Exercise: Each line that includes the word "watermark" counts once; give the total and nothing more.

● ● ●

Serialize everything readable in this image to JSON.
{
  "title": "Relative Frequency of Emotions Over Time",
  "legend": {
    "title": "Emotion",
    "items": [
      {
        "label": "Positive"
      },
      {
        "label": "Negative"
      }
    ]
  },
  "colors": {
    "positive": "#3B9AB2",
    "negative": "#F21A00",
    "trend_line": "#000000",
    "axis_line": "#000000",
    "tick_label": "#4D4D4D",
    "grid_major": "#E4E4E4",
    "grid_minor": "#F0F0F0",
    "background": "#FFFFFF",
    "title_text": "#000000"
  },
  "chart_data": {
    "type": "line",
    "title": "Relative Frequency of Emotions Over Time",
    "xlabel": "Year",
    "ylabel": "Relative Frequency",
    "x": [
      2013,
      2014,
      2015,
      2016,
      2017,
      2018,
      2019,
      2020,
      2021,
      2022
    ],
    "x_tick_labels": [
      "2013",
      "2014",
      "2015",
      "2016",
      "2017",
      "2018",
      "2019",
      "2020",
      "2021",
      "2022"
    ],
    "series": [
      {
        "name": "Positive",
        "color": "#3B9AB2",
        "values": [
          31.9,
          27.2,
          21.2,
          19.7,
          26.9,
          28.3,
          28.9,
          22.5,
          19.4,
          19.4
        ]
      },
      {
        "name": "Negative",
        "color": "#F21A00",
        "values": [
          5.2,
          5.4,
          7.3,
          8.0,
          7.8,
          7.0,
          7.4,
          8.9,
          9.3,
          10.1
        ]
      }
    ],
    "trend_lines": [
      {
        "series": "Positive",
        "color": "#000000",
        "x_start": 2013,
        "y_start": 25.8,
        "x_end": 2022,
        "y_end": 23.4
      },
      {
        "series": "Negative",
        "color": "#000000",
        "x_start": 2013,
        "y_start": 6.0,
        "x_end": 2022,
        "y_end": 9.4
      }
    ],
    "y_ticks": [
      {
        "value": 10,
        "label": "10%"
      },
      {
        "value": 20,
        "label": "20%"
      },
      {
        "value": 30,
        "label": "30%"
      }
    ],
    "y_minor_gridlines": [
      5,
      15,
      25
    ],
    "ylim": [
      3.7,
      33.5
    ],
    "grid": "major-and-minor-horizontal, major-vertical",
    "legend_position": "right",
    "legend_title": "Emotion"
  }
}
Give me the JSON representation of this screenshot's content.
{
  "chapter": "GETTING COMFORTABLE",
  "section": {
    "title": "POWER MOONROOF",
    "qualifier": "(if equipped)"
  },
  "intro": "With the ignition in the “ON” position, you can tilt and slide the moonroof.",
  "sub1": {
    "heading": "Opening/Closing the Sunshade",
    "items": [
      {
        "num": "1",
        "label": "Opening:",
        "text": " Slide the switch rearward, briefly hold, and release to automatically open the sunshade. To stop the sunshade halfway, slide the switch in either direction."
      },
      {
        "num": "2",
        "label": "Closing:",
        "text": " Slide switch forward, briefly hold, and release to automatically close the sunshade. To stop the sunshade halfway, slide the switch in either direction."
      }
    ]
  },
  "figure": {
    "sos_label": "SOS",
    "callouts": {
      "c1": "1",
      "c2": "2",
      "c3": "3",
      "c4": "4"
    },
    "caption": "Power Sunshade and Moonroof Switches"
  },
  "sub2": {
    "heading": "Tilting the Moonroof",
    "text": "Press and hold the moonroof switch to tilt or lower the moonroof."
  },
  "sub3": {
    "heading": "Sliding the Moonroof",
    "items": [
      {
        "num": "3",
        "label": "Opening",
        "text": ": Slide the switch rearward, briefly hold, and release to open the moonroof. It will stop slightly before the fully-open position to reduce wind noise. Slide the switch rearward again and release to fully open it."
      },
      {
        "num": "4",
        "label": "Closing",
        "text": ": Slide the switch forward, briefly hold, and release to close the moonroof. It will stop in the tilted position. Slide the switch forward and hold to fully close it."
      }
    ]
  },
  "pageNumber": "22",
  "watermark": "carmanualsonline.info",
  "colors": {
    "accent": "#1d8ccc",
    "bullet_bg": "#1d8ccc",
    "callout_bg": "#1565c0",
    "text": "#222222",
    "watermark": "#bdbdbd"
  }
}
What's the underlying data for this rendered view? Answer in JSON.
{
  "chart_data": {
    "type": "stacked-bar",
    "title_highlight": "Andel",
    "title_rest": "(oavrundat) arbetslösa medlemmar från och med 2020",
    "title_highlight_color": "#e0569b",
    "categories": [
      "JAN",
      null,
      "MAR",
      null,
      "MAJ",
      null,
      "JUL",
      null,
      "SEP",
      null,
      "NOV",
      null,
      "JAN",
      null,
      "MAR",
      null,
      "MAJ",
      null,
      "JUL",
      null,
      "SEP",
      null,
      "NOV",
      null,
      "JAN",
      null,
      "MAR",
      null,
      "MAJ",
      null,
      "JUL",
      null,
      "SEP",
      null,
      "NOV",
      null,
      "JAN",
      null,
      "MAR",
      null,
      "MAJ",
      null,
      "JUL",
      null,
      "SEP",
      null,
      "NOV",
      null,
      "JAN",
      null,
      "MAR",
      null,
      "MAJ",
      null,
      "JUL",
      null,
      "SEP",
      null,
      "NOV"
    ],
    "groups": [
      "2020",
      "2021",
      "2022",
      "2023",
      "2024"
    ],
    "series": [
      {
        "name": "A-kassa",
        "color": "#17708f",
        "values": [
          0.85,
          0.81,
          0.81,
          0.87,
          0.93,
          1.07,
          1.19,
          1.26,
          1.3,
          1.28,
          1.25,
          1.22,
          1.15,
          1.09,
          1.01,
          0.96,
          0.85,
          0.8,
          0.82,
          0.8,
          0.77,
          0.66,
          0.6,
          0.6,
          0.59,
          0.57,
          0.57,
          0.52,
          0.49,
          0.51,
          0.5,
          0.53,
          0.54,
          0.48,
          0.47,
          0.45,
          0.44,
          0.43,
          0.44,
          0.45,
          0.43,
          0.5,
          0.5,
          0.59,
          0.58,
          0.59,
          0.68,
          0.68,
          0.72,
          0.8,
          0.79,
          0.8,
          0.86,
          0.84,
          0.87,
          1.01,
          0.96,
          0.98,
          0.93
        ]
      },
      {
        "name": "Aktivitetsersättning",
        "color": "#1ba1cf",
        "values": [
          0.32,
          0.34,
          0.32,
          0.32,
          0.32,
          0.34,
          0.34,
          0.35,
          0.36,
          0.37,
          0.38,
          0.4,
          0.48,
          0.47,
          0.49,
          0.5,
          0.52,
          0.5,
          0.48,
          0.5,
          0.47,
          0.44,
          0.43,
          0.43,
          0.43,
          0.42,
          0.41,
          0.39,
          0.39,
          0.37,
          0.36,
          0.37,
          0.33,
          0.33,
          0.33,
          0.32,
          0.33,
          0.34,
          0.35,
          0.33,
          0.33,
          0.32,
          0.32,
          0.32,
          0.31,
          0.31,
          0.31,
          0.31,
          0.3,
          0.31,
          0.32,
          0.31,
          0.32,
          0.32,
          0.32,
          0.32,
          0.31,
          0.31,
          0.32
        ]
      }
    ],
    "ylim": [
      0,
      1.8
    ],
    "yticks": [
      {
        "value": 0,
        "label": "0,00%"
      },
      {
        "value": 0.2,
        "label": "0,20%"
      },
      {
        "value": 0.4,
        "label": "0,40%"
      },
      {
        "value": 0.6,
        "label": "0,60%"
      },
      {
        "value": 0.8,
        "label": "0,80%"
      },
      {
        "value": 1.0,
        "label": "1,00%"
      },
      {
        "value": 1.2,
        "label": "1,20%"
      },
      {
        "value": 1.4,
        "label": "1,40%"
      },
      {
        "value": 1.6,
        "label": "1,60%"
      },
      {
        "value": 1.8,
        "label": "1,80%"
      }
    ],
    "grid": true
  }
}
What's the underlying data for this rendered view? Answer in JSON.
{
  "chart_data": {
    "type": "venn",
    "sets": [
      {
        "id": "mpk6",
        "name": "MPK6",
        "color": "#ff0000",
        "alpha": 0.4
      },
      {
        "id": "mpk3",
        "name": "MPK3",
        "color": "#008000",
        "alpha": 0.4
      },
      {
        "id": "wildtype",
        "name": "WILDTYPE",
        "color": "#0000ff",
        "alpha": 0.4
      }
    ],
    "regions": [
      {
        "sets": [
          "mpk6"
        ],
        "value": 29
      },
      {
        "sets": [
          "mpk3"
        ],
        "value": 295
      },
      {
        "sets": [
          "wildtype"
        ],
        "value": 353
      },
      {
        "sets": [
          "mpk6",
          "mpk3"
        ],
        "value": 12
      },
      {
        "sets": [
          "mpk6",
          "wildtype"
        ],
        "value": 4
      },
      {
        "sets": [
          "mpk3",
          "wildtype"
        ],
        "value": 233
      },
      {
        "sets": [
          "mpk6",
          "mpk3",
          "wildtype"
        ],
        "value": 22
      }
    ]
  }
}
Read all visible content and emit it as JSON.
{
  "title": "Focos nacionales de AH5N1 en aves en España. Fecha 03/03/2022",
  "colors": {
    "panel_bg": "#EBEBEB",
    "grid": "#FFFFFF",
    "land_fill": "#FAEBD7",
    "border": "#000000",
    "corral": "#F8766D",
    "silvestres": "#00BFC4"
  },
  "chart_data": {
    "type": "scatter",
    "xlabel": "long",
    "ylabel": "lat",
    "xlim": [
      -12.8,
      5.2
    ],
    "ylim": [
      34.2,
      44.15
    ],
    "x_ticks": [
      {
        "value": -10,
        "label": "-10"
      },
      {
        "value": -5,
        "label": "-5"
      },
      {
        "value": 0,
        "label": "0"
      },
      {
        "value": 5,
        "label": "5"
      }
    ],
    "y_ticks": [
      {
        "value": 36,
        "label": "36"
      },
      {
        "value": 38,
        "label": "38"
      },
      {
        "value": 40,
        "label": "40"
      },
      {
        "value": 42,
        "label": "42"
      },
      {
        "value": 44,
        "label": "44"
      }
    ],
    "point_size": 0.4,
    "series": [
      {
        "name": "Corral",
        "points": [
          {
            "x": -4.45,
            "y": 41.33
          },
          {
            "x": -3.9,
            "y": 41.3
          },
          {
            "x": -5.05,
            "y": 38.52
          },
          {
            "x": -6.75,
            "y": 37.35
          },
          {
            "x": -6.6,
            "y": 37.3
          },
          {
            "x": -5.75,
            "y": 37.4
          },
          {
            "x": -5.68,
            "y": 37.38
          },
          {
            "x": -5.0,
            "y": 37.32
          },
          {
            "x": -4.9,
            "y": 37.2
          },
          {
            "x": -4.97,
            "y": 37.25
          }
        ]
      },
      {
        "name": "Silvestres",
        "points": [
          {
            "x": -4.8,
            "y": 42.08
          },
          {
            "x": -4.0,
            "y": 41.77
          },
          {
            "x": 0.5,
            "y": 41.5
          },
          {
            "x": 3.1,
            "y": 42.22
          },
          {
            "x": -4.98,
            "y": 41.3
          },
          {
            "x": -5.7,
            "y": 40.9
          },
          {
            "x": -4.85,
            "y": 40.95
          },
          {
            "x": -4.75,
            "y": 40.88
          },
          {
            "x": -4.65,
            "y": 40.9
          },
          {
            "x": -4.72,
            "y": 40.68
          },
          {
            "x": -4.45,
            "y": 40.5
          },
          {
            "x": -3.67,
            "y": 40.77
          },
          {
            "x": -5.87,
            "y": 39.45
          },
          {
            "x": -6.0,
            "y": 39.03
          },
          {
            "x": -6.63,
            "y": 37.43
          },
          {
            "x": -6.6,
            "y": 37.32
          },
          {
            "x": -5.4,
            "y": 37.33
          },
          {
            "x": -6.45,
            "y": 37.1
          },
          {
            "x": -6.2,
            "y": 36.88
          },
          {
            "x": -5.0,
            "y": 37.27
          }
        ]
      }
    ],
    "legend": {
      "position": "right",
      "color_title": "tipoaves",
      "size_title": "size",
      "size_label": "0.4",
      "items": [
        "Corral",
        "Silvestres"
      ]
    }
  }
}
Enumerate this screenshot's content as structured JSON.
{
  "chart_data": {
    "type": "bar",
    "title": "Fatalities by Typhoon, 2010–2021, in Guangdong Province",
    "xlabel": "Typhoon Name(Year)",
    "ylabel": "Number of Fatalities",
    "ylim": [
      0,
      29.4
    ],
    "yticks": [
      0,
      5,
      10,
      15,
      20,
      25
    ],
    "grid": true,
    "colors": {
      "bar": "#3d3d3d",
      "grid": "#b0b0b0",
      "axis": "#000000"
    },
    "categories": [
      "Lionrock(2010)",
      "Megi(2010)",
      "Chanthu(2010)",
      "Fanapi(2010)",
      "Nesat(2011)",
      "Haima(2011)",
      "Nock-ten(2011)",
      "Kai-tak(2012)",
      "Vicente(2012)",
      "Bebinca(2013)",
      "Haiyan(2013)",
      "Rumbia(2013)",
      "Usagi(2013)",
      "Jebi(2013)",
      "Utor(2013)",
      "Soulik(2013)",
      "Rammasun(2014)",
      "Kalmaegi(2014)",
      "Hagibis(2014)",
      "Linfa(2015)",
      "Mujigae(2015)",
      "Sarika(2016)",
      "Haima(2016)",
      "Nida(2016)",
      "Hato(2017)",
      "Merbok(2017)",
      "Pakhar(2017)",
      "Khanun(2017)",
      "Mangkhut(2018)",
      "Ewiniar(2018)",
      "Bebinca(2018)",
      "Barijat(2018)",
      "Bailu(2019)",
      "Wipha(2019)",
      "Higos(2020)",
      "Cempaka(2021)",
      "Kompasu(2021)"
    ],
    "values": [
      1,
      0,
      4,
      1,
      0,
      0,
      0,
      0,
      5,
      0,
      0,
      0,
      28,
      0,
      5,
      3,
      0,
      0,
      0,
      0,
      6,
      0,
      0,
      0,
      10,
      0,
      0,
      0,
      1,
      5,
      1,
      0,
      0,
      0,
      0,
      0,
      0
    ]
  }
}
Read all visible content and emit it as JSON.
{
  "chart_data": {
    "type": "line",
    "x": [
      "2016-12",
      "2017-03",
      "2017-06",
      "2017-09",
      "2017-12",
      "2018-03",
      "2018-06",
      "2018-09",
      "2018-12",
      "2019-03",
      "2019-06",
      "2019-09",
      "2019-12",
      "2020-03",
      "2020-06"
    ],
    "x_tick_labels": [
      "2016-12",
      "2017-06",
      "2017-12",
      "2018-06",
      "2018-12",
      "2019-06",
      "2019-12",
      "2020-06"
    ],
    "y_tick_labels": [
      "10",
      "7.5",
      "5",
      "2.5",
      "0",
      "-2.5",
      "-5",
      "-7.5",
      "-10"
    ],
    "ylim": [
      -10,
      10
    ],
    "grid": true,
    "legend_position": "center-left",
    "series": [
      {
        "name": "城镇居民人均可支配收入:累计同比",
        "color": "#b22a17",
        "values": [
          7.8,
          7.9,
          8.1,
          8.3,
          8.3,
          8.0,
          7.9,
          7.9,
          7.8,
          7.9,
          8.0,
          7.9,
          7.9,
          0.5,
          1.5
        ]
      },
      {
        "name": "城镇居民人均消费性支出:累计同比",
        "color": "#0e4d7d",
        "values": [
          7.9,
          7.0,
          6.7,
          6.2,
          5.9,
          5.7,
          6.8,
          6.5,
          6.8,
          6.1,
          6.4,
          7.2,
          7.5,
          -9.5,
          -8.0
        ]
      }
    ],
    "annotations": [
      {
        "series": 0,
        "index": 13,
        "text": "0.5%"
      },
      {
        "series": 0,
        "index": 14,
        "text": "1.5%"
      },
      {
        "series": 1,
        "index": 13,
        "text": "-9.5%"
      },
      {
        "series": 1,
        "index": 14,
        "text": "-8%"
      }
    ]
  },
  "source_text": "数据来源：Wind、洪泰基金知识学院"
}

● ● ●

Final answer: 2